> DIRECTION:
Return the listing below unchanged, minus its pictures.

# # # # #

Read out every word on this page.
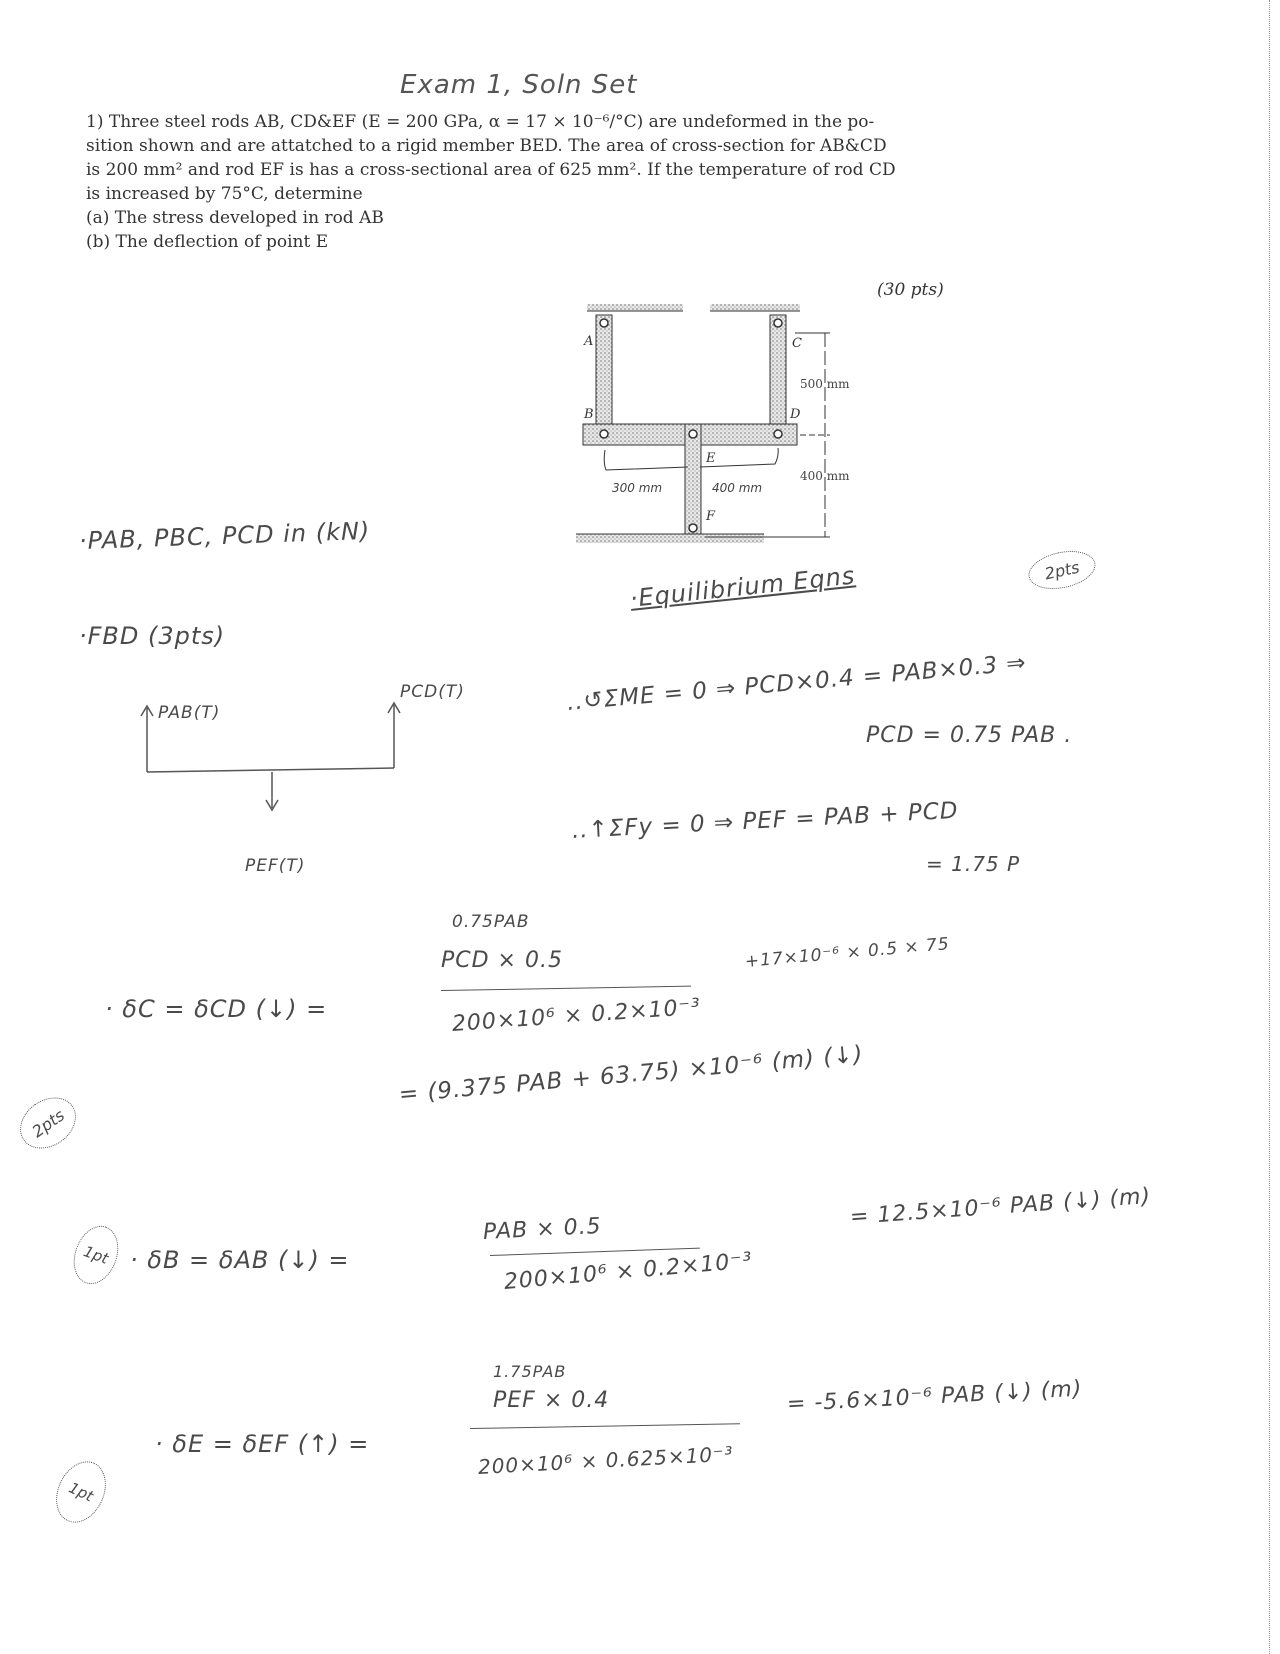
Exam 1, Soln Set

1) Three steel rods AB, CD&EF (E = 200 GPa, α = 17 × 10⁻⁶/°C) are undeformed in the po-

sition shown and are attatched to a rigid member BED. The area of cross-section for AB&CD

is 200 mm² and rod EF is has a cross-sectional area of 625 mm². If the temperature of rod CD

is increased by 75°C, determine

(a) The stress developed in rod AB

(b) The deflection of point E

(30 pts)
A
B
C
D
E
F
500 mm
400 mm
300 mm	400 mm
·PAB, PBC, PCD in (kN)
·FBD (3pts)
PAB(T)
PCD(T)
PEF(T)
·Equilibrium Eqns	2pts
..↺ΣME = 0 ⇒ PCD×0.4 = PAB×0.3 ⇒
PCD = 0.75 PAB .
..↑ΣFy = 0 ⇒ PEF = PAB + PCD
= 1.75 P
· δC = δCD (↓) =
0.75PAB
PCD × 0.5
200×10⁶ × 0.2×10⁻³
+17×10⁻⁶ × 0.5 × 75
= (9.375 PAB + 63.75) ×10⁻⁶ (m) (↓)
2pts
· δB = δAB (↓) =
PAB × 0.5
200×10⁶ × 0.2×10⁻³
= 12.5×10⁻⁶ PAB (↓) (m)
1pt
· δE = δEF (↑) =
1.75PAB
PEF × 0.4
200×10⁶ × 0.625×10⁻³
= -5.6×10⁻⁶ PAB (↓) (m)
1pt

# # # # #

> WRITTEN SOLUTION:
Read out every word on this page.
Exam 1, Soln Set

1) Three steel rods AB, CD&EF (E = 200 GPa, α = 17 × 10⁻⁶/°C) are undeformed in the po-

sition shown and are attatched to a rigid member BED. The area of cross-section for AB&CD

is 200 mm² and rod EF is has a cross-sectional area of 625 mm². If the temperature of rod CD

is increased by 75°C, determine

(a) The stress developed in rod AB

(b) The deflection of point E

(30 pts)
A
B
C
D
E
F
500 mm
400 mm
300 mm	400 mm
·PAB, PBC, PCD in (kN)
·FBD (3pts)
PAB(T)
PCD(T)
PEF(T)
·Equilibrium Eqns	2pts
..↺ΣME = 0 ⇒ PCD×0.4 = PAB×0.3 ⇒
PCD = 0.75 PAB .
..↑ΣFy = 0 ⇒ PEF = PAB + PCD
= 1.75 P
· δC = δCD (↓) =
0.75PAB
PCD × 0.5
200×10⁶ × 0.2×10⁻³
+17×10⁻⁶ × 0.5 × 75
= (9.375 PAB + 63.75) ×10⁻⁶ (m) (↓)
2pts
· δB = δAB (↓) =
PAB × 0.5
200×10⁶ × 0.2×10⁻³
= 12.5×10⁻⁶ PAB (↓) (m)
1pt
· δE = δEF (↑) =
1.75PAB
PEF × 0.4
200×10⁶ × 0.625×10⁻³
= -5.6×10⁻⁶ PAB (↓) (m)
1pt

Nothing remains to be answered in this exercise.